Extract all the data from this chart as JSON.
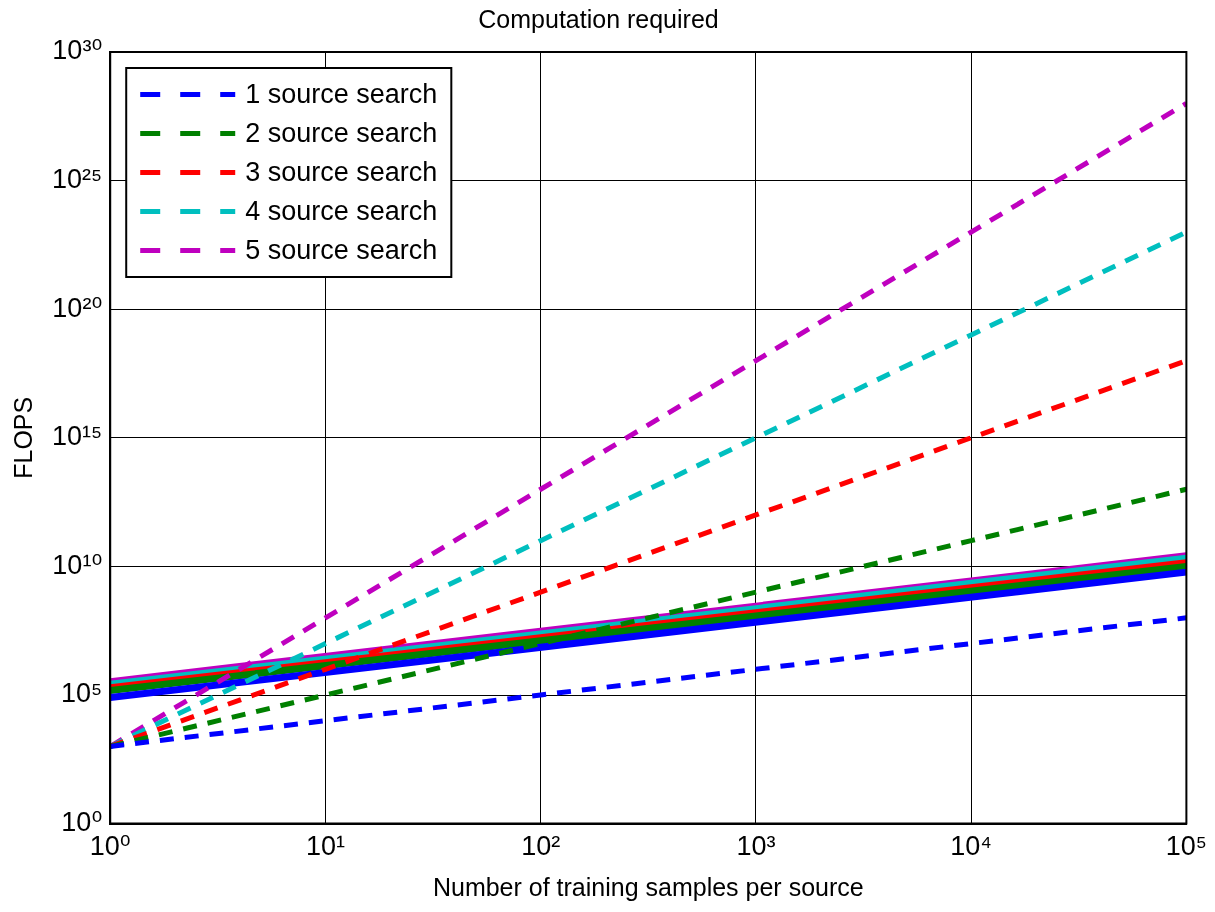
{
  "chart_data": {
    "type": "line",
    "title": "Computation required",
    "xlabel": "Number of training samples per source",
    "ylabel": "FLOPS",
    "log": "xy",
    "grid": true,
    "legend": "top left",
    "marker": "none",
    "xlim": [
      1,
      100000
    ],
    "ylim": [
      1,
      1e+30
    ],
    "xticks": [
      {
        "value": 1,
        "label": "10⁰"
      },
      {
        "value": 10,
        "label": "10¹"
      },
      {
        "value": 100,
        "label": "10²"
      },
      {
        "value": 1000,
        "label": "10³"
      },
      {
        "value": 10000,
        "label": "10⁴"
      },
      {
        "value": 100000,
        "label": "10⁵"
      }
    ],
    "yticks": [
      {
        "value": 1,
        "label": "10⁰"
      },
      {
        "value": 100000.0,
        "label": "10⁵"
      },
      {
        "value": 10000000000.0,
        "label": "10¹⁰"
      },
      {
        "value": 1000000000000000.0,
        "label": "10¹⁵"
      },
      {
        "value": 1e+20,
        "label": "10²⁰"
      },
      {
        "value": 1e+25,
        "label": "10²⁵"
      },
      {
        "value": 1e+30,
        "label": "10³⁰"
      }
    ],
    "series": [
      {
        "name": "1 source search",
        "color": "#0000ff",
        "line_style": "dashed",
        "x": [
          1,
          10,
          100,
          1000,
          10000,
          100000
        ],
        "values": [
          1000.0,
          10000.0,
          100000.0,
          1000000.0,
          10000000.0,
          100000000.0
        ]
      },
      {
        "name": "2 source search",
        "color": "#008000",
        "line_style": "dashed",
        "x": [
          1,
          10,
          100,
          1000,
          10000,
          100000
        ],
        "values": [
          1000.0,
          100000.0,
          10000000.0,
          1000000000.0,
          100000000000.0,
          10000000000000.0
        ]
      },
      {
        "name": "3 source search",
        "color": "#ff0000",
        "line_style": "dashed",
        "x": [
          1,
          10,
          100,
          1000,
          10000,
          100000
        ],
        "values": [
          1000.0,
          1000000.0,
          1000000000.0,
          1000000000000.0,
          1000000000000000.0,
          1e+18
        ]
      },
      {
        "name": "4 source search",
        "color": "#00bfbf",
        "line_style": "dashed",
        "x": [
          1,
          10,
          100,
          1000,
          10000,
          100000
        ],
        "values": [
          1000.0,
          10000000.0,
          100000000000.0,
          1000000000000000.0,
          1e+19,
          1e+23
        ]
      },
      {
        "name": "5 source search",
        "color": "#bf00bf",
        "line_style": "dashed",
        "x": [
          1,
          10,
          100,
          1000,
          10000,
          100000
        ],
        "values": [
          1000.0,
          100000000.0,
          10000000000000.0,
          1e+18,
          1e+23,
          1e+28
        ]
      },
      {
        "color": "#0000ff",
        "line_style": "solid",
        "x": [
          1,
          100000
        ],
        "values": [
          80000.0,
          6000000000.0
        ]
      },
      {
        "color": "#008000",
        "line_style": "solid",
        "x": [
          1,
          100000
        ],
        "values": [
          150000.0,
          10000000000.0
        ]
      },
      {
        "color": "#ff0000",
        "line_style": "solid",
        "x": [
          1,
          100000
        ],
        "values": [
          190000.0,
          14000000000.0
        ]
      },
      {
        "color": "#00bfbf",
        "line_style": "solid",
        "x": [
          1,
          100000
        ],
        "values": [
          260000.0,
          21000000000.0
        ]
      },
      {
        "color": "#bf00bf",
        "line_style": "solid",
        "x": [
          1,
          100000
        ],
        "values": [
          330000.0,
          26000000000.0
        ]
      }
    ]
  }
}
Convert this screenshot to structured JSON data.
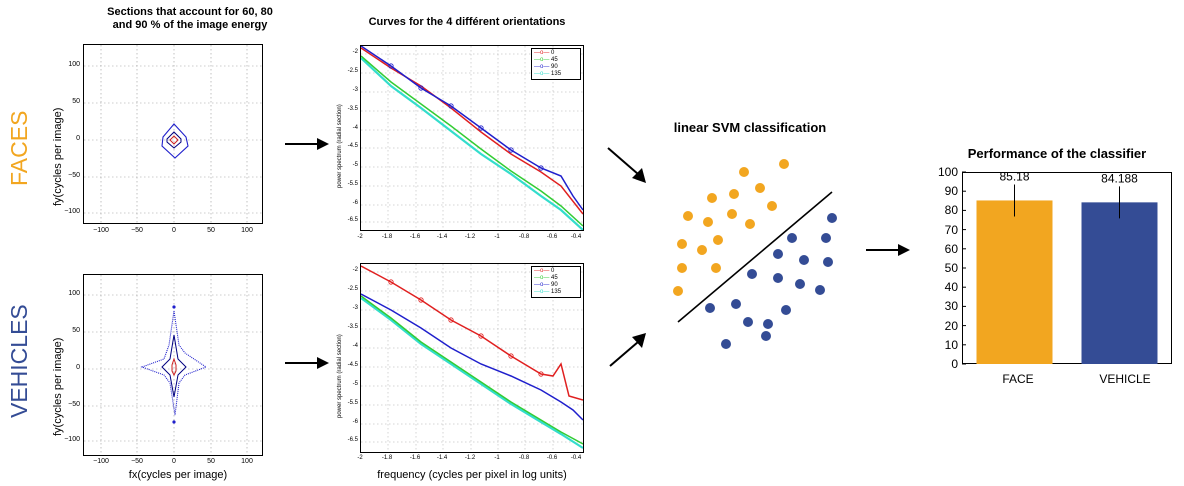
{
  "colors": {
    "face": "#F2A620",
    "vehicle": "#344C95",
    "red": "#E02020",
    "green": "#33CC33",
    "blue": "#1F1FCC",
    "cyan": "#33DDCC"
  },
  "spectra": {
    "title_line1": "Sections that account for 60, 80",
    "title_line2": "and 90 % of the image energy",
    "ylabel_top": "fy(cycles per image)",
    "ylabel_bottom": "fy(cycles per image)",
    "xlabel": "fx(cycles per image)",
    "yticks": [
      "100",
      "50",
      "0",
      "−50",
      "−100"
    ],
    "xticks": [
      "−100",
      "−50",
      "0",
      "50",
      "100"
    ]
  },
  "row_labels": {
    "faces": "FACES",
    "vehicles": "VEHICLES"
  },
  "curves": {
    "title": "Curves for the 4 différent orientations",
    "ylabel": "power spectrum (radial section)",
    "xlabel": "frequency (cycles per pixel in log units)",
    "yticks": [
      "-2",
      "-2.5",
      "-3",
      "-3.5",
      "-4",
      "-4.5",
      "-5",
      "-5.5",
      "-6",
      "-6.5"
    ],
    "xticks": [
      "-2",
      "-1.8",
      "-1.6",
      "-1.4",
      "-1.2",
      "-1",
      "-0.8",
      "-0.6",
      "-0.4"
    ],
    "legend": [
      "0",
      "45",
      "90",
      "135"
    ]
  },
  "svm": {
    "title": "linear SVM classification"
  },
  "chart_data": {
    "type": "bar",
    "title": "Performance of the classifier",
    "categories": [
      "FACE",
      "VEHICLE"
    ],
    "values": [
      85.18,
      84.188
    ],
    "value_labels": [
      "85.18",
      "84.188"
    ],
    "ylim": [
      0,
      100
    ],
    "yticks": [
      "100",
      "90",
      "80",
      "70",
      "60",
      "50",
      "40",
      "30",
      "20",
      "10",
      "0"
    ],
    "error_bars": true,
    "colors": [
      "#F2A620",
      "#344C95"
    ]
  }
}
■ ■ ■ ■ ■ ■ ■
● REQUEST
From the entries above, select each line containing the string "cycles".

● RESULT BELOW
    "ylabel_top": "fy(cycles per image)",
    "ylabel_bottom": "fy(cycles per image)",
    "xlabel": "fx(cycles per image)",
    "xlabel": "frequency (cycles per pixel in log units)",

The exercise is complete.